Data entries
+ + + +
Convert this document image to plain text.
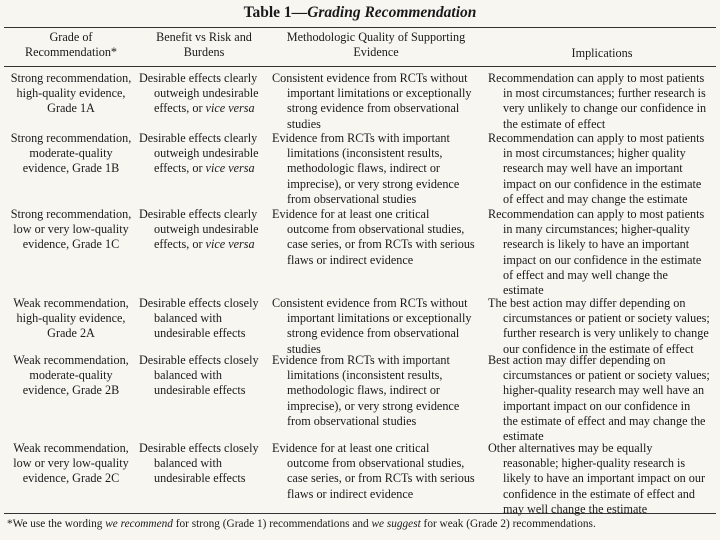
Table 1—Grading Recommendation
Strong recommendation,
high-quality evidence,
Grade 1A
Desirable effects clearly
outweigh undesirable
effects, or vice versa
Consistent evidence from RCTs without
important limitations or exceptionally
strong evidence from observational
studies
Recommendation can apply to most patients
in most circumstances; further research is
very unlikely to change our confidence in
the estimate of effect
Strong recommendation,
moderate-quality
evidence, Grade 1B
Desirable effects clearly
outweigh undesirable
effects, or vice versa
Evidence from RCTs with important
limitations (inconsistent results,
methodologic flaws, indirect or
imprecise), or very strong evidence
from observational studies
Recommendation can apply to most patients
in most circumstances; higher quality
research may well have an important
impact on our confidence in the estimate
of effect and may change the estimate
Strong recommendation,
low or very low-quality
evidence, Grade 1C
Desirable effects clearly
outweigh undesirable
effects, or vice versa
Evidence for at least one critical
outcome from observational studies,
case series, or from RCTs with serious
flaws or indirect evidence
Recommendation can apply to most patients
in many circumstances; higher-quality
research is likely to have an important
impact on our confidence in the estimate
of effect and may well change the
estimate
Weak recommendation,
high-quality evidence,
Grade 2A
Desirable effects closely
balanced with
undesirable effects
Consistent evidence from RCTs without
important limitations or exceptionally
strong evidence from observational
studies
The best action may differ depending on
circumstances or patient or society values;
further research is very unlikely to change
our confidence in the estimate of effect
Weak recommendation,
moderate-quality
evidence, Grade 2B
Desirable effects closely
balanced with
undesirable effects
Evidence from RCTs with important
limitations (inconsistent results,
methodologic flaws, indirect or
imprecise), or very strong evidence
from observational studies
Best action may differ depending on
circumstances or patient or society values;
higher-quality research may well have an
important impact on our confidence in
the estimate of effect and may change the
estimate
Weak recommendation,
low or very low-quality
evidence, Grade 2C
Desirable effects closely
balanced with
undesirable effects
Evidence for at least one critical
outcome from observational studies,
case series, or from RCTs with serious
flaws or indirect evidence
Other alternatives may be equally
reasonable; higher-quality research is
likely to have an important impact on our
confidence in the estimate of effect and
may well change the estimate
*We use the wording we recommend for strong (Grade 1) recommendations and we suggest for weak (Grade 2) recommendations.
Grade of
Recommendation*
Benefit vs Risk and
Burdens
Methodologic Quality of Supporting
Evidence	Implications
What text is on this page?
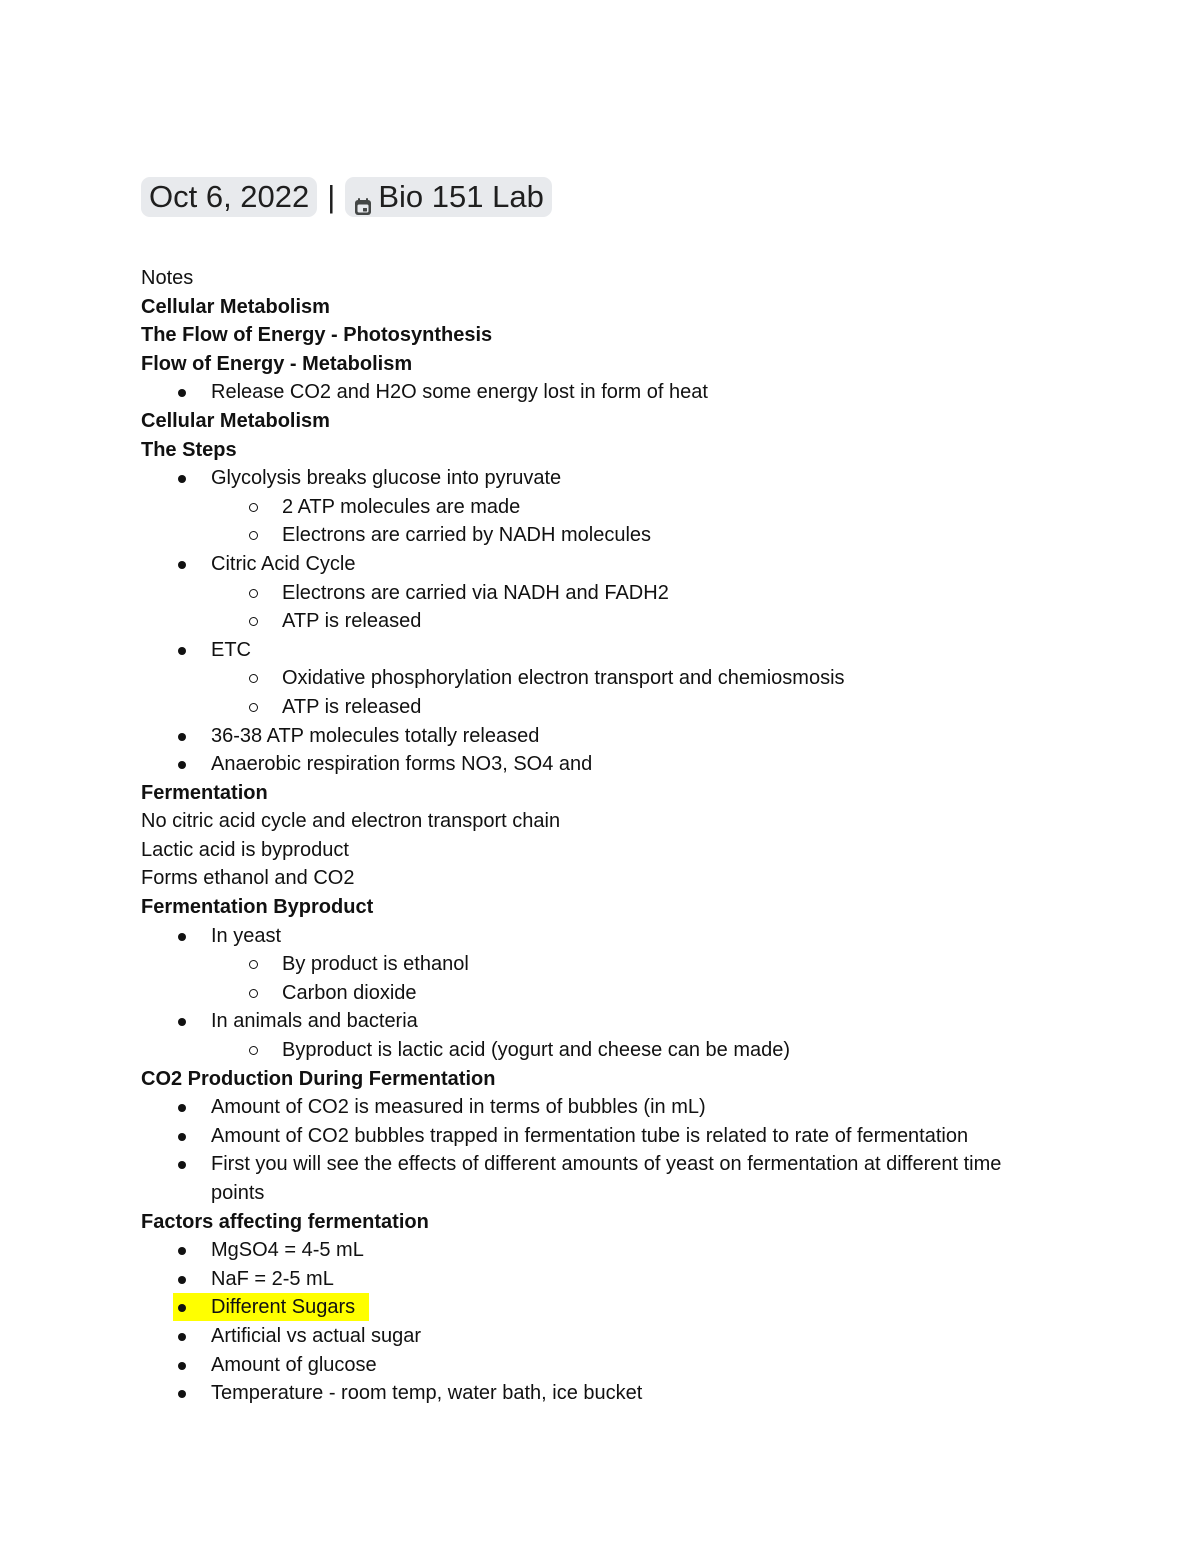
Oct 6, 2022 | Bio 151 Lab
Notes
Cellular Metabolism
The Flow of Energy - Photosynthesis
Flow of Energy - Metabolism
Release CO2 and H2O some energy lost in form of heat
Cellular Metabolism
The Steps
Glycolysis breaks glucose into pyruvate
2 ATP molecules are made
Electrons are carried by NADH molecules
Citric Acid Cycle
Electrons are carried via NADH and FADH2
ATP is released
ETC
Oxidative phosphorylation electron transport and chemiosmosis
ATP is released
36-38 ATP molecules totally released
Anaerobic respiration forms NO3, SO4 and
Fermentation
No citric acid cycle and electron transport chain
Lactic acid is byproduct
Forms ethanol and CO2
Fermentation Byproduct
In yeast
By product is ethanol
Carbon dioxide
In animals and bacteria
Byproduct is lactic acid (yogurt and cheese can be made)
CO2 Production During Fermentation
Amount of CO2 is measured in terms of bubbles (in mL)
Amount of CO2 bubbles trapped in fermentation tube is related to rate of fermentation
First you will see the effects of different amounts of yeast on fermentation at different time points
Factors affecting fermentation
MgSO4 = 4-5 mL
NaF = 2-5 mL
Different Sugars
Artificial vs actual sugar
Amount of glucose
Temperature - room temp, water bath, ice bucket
+ + + +
→ WHAT IS REQUIRED: Copy every line in the data above that has the string "transport" in it.

→ TASK RESPONSE:
Oxidative phosphorylation electron transport and chemiosmosis
No citric acid cycle and electron transport chain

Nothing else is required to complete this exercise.